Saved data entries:
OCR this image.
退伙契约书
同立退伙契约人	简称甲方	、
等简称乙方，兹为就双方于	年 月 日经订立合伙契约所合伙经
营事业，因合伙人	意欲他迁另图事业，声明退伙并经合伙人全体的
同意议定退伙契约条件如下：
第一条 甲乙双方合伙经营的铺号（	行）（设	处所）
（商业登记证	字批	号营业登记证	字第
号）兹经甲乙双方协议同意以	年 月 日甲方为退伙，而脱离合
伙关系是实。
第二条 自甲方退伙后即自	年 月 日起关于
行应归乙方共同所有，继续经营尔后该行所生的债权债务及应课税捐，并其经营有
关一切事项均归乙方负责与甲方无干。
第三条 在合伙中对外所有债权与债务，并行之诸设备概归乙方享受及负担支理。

---

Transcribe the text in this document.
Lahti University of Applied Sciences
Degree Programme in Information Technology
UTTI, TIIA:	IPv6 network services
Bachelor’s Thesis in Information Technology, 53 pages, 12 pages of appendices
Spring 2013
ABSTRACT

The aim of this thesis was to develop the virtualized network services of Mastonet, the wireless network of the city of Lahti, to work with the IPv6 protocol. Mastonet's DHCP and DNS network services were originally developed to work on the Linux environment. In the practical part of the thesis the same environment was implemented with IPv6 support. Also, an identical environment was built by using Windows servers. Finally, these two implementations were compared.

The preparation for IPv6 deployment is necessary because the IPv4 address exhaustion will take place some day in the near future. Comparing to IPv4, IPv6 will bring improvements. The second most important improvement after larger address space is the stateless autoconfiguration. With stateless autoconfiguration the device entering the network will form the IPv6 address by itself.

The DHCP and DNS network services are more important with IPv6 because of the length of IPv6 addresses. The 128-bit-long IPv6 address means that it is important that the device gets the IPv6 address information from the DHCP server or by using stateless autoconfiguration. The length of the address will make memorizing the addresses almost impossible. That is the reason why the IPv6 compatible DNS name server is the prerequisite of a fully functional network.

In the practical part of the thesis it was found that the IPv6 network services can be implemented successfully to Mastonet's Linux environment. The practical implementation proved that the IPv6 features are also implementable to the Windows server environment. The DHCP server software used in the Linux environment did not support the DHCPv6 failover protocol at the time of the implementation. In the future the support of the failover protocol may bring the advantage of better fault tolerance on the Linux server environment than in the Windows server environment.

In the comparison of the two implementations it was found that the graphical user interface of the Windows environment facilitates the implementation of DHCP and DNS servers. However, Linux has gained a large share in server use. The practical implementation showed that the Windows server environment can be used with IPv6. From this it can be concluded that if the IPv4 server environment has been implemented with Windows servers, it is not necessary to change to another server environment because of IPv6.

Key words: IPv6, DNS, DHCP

## PROBLEM REQUIREMENTS
Above are the records. Copy every line in them holding "Technology".

## RESULT OF THIS TASK
Degree Programme in Information Technology
Bachelor’s Thesis in Information Technology, 53 pages, 12 pages of appendices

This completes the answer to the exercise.